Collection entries

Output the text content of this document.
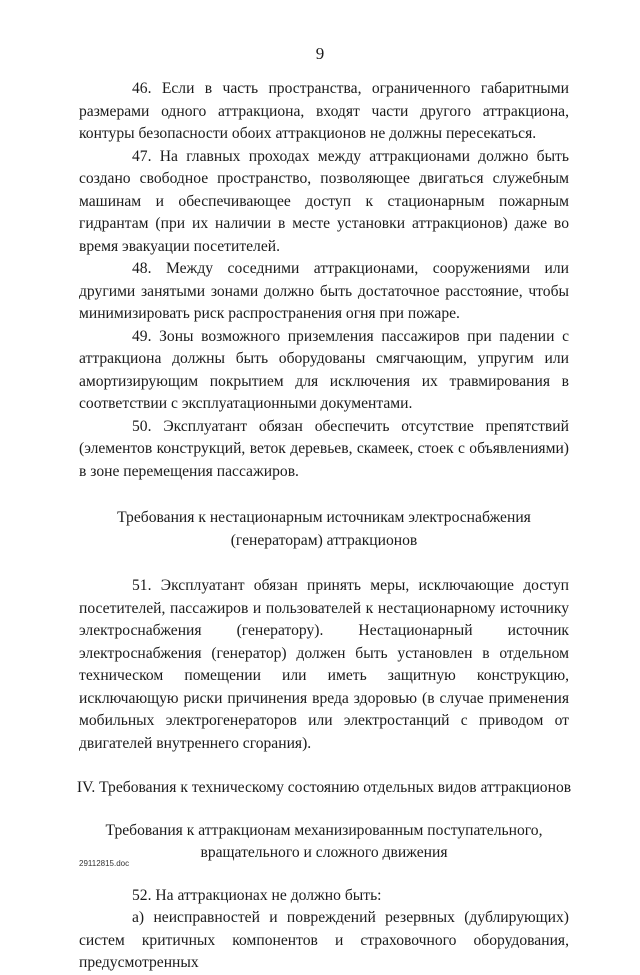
9

46. Если в часть пространства, ограниченного габаритными размерами одного аттракциона, входят части другого аттракциона, контуры безопасности обоих аттракционов не должны пересекаться.

47. На главных проходах между аттракционами должно быть создано свободное пространство, позволяющее двигаться служебным машинам и обеспечивающее доступ к стационарным пожарным гидрантам (при их наличии в месте установки аттракционов) даже во время эвакуации посетителей.

48. Между соседними аттракционами, сооружениями или другими занятыми зонами должно быть достаточное расстояние, чтобы минимизировать риск распространения огня при пожаре.

49. Зоны возможного приземления пассажиров при падении с аттракциона должны быть оборудованы смягчающим, упругим или амортизирующим покрытием для исключения их травмирования в соответствии с эксплуатационными документами.

50. Эксплуатант обязан обеспечить отсутствие препятствий (элементов конструкций, веток деревьев, скамеек, стоек с объявлениями) в зоне перемещения пассажиров.

Требования к нестационарным источникам электроснабжения (генераторам) аттракционов

51. Эксплуатант обязан принять меры, исключающие доступ посетителей, пассажиров и пользователей к нестационарному источнику электроснабжения (генератору). Нестационарный источник электроснабжения (генератор) должен быть установлен в отдельном техническом помещении или иметь защитную конструкцию, исключающую риски причинения вреда здоровью (в случае применения мобильных электрогенераторов или электростанций с приводом от двигателей внутреннего сгорания).

IV. Требования к техническому состоянию отдельных видов аттракционов
Требования к аттракционам механизированным поступательного, вращательного и сложного движения

52. На аттракционах не должно быть:

а) неисправностей и повреждений резервных (дублирующих) систем критичных компонентов и страховочного оборудования, предусмотренных

29112815.doc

[WHAT IS BEING ASKED]
Pick out and copy the lines of the entries that hold the string "Эксплуатант".

[FINAL RESULT]
50. Эксплуатант обязан обеспечить отсутствие препятствий (элементов конструкций, веток деревьев, скамеек, стоек с объявлениями) в зоне перемещения пассажиров.
51. Эксплуатант обязан принять меры, исключающие доступ посетителей, пассажиров и пользователей к нестационарному источнику электроснабжения (генератору). Нестационарный источник электроснабжения (генератор) должен быть установлен в отдельном техническом помещении или иметь защитную конструкцию, исключающую риски причинения вреда здоровью (в случае применения мобильных электрогенераторов или электростанций с приводом от двигателей внутреннего сгорания).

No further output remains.